Write out each record again exactly as it stands.

□ □ □ □

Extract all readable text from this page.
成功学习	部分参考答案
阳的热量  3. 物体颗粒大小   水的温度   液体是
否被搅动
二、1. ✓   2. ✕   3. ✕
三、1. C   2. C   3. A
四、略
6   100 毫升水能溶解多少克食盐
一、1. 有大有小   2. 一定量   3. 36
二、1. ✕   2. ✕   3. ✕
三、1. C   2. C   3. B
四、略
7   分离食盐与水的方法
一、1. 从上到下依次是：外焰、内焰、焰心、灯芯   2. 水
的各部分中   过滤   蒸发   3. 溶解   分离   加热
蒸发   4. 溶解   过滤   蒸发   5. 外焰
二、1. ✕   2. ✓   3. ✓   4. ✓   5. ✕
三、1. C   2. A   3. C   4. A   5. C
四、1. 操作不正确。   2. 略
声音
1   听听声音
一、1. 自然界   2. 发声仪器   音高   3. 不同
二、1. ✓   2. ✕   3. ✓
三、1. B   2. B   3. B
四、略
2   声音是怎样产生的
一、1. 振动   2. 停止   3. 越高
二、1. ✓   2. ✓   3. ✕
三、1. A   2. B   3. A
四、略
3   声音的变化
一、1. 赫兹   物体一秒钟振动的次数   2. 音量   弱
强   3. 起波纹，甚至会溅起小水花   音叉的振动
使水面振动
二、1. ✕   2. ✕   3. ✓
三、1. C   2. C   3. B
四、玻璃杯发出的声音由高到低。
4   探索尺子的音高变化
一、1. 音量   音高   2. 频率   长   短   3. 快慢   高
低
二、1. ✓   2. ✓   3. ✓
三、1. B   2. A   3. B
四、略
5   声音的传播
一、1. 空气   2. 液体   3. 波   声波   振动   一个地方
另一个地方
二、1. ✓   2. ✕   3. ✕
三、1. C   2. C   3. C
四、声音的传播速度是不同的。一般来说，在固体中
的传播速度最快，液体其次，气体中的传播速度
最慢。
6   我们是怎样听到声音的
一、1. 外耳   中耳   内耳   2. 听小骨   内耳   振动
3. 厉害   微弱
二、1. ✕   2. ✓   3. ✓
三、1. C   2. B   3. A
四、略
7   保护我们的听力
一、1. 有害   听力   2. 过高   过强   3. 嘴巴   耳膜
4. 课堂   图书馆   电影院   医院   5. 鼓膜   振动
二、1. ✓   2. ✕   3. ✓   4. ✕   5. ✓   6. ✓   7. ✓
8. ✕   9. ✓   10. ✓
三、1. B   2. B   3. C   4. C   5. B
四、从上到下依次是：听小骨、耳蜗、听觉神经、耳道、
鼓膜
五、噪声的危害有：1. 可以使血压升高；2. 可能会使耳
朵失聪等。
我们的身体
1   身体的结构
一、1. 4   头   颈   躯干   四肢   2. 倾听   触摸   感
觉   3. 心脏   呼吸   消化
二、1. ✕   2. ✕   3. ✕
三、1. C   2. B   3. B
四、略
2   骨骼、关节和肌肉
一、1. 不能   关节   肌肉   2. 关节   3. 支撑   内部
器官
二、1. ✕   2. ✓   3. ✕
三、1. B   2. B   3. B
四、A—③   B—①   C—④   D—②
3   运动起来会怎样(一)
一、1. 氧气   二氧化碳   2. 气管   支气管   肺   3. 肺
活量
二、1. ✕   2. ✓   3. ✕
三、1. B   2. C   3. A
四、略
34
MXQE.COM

□ □ □ □

_Exercise solution_
Extract all readable text from this page.
成功学习	部分参考答案
阳的热量  3. 物体颗粒大小   水的温度   液体是
否被搅动
二、1. ✓   2. ✕   3. ✕
三、1. C   2. C   3. A
四、略
6   100 毫升水能溶解多少克食盐
一、1. 有大有小   2. 一定量   3. 36
二、1. ✕   2. ✕   3. ✕
三、1. C   2. C   3. B
四、略
7   分离食盐与水的方法
一、1. 从上到下依次是：外焰、内焰、焰心、灯芯   2. 水
的各部分中   过滤   蒸发   3. 溶解   分离   加热
蒸发   4. 溶解   过滤   蒸发   5. 外焰
二、1. ✕   2. ✓   3. ✓   4. ✓   5. ✕
三、1. C   2. A   3. C   4. A   5. C
四、1. 操作不正确。   2. 略
声音
1   听听声音
一、1. 自然界   2. 发声仪器   音高   3. 不同
二、1. ✓   2. ✕   3. ✓
三、1. B   2. B   3. B
四、略
2   声音是怎样产生的
一、1. 振动   2. 停止   3. 越高
二、1. ✓   2. ✓   3. ✕
三、1. A   2. B   3. A
四、略
3   声音的变化
一、1. 赫兹   物体一秒钟振动的次数   2. 音量   弱
强   3. 起波纹，甚至会溅起小水花   音叉的振动
使水面振动
二、1. ✕   2. ✕   3. ✓
三、1. C   2. C   3. B
四、玻璃杯发出的声音由高到低。
4   探索尺子的音高变化
一、1. 音量   音高   2. 频率   长   短   3. 快慢   高
低
二、1. ✓   2. ✓   3. ✓
三、1. B   2. A   3. B
四、略
5   声音的传播
一、1. 空气   2. 液体   3. 波   声波   振动   一个地方
另一个地方
二、1. ✓   2. ✕   3. ✕
三、1. C   2. C   3. C
四、声音的传播速度是不同的。一般来说，在固体中
的传播速度最快，液体其次，气体中的传播速度
最慢。
6   我们是怎样听到声音的
一、1. 外耳   中耳   内耳   2. 听小骨   内耳   振动
3. 厉害   微弱
二、1. ✕   2. ✓   3. ✓
三、1. C   2. B   3. A
四、略
7   保护我们的听力
一、1. 有害   听力   2. 过高   过强   3. 嘴巴   耳膜
4. 课堂   图书馆   电影院   医院   5. 鼓膜   振动
二、1. ✓   2. ✕   3. ✓   4. ✕   5. ✓   6. ✓   7. ✓
8. ✕   9. ✓   10. ✓
三、1. B   2. B   3. C   4. C   5. B
四、从上到下依次是：听小骨、耳蜗、听觉神经、耳道、
鼓膜
五、噪声的危害有：1. 可以使血压升高；2. 可能会使耳
朵失聪等。
我们的身体
1   身体的结构
一、1. 4   头   颈   躯干   四肢   2. 倾听   触摸   感
觉   3. 心脏   呼吸   消化
二、1. ✕   2. ✕   3. ✕
三、1. C   2. B   3. B
四、略
2   骨骼、关节和肌肉
一、1. 不能   关节   肌肉   2. 关节   3. 支撑   内部
器官
二、1. ✕   2. ✓   3. ✕
三、1. B   2. B   3. B
四、A—③   B—①   C—④   D—②
3   运动起来会怎样(一)
一、1. 氧气   二氧化碳   2. 气管   支气管   肺   3. 肺
活量
二、1. ✕   2. ✓   3. ✕
三、1. B   2. C   3. A
四、略
34
MXQE.COM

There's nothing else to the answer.